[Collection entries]

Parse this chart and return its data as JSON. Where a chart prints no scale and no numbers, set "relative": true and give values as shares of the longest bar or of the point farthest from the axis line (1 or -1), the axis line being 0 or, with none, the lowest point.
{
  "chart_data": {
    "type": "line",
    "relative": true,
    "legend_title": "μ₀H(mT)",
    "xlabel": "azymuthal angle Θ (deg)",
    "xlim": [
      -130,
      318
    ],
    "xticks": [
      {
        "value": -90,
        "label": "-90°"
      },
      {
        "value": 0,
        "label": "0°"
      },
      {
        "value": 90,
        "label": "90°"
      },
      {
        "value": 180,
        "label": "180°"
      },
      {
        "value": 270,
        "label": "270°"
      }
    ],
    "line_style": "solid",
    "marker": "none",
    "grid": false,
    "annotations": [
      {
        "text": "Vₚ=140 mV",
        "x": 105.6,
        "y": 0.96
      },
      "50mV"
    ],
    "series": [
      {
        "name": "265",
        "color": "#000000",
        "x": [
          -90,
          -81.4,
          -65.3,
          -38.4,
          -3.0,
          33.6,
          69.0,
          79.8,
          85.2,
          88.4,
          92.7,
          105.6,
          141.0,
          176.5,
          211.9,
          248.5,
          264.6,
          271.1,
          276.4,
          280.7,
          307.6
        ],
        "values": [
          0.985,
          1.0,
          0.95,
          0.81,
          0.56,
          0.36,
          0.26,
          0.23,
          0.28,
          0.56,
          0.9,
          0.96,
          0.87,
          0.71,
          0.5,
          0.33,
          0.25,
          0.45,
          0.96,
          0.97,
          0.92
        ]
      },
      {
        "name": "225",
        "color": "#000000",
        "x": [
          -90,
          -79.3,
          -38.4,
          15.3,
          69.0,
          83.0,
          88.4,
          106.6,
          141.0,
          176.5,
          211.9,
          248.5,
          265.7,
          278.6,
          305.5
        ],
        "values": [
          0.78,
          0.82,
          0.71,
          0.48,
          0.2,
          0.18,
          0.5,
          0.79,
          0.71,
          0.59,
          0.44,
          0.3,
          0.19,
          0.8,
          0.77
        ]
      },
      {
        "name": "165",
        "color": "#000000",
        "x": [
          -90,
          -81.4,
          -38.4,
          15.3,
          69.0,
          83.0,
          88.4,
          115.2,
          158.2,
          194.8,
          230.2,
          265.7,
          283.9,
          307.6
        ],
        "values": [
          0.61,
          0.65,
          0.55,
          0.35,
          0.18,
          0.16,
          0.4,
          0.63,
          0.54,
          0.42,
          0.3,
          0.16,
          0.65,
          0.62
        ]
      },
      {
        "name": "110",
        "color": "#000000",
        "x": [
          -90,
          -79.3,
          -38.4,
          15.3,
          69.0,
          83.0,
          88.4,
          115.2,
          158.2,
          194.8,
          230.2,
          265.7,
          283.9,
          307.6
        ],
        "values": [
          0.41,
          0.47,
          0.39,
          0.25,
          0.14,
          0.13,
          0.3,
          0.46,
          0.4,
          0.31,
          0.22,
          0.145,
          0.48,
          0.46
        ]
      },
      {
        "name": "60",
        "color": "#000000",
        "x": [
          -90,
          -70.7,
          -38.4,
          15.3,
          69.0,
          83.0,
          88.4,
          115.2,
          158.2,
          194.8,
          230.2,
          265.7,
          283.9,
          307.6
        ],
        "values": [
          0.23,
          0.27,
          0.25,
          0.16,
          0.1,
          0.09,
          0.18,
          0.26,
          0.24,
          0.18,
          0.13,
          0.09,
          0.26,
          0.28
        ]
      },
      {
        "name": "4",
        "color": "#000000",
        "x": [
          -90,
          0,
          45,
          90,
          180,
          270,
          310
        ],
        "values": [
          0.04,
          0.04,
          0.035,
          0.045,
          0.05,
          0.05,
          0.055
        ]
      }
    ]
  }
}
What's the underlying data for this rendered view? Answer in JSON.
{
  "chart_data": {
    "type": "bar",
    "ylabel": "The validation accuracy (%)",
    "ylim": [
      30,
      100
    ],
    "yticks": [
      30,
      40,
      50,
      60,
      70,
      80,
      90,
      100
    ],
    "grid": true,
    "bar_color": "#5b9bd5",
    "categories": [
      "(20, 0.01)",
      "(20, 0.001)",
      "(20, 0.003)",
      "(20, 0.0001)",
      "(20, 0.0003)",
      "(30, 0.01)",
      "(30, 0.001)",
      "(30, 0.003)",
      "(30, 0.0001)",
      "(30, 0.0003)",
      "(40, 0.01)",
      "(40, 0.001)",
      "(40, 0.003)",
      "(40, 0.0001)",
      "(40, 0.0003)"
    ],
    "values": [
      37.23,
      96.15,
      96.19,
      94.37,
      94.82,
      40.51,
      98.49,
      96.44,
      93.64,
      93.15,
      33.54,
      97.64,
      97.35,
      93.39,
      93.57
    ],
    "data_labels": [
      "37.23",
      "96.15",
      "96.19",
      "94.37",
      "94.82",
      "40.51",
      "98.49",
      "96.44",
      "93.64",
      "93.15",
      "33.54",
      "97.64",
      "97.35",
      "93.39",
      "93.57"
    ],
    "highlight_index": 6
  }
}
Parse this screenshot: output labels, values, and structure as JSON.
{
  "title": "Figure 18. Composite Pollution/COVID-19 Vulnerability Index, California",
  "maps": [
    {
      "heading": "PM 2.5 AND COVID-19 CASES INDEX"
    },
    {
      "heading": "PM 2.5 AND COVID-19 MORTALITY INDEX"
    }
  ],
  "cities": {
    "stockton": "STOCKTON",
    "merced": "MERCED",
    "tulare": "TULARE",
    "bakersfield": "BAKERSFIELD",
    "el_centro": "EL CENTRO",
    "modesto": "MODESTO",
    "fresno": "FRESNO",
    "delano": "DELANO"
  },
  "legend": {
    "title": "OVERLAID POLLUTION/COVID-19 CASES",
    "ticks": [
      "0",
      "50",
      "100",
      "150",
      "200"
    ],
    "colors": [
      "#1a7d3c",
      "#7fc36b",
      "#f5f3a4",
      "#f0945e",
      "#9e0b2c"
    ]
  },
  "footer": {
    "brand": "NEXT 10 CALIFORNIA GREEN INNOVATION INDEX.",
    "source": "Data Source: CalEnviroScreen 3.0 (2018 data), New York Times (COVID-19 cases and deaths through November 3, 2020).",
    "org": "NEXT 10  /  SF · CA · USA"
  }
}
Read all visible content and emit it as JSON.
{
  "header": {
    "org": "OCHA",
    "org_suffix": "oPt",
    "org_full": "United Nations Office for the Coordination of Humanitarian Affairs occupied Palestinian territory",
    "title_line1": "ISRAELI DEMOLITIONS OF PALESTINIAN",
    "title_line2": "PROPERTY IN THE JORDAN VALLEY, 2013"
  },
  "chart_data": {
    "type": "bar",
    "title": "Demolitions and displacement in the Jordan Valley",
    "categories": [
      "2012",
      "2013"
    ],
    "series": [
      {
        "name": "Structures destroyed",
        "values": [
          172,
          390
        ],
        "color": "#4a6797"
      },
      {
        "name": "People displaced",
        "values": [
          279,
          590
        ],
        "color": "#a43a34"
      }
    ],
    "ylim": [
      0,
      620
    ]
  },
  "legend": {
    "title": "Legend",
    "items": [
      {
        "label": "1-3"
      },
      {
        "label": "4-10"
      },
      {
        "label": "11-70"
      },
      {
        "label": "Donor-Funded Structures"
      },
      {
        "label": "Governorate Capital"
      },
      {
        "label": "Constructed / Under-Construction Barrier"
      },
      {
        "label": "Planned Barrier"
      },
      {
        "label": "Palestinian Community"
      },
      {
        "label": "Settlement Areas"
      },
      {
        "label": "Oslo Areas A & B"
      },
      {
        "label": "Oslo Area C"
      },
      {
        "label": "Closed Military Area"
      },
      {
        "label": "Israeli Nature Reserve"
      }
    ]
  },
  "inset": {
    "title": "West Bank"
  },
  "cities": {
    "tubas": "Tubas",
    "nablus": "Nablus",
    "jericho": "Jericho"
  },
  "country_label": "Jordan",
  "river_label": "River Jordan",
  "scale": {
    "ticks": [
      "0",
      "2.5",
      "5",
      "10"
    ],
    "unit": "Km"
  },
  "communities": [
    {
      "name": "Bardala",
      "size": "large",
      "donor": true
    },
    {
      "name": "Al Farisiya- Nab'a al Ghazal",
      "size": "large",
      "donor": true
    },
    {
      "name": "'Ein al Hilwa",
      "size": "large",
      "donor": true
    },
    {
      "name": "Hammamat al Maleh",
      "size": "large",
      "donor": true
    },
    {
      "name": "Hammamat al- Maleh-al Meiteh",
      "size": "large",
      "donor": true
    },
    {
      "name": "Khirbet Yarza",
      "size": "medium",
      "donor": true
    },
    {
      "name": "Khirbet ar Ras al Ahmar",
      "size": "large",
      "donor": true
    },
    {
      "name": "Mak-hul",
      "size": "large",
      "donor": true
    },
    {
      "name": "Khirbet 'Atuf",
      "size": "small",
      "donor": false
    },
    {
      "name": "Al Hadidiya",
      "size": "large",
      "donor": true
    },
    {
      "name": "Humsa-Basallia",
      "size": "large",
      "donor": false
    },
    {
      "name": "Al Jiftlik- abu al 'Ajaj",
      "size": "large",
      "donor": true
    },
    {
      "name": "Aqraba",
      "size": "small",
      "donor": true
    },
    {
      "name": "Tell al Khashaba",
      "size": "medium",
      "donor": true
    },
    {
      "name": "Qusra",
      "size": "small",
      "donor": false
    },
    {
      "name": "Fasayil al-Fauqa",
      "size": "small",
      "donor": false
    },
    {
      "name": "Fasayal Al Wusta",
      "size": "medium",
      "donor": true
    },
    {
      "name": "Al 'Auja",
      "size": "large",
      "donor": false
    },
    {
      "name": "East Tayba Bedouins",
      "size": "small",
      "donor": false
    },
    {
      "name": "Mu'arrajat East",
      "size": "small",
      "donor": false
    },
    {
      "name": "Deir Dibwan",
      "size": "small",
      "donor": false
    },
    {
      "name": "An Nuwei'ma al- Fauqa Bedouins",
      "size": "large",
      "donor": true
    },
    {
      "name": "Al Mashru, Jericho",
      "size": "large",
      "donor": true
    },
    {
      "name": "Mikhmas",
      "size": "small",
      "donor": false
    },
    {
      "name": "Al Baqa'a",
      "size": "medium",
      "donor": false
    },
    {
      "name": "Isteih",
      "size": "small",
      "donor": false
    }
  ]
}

### What needs to be done
Above are the entries; count how many of their lines contain the word "Hammamat" and give only that number.

### Solution to this exercise
2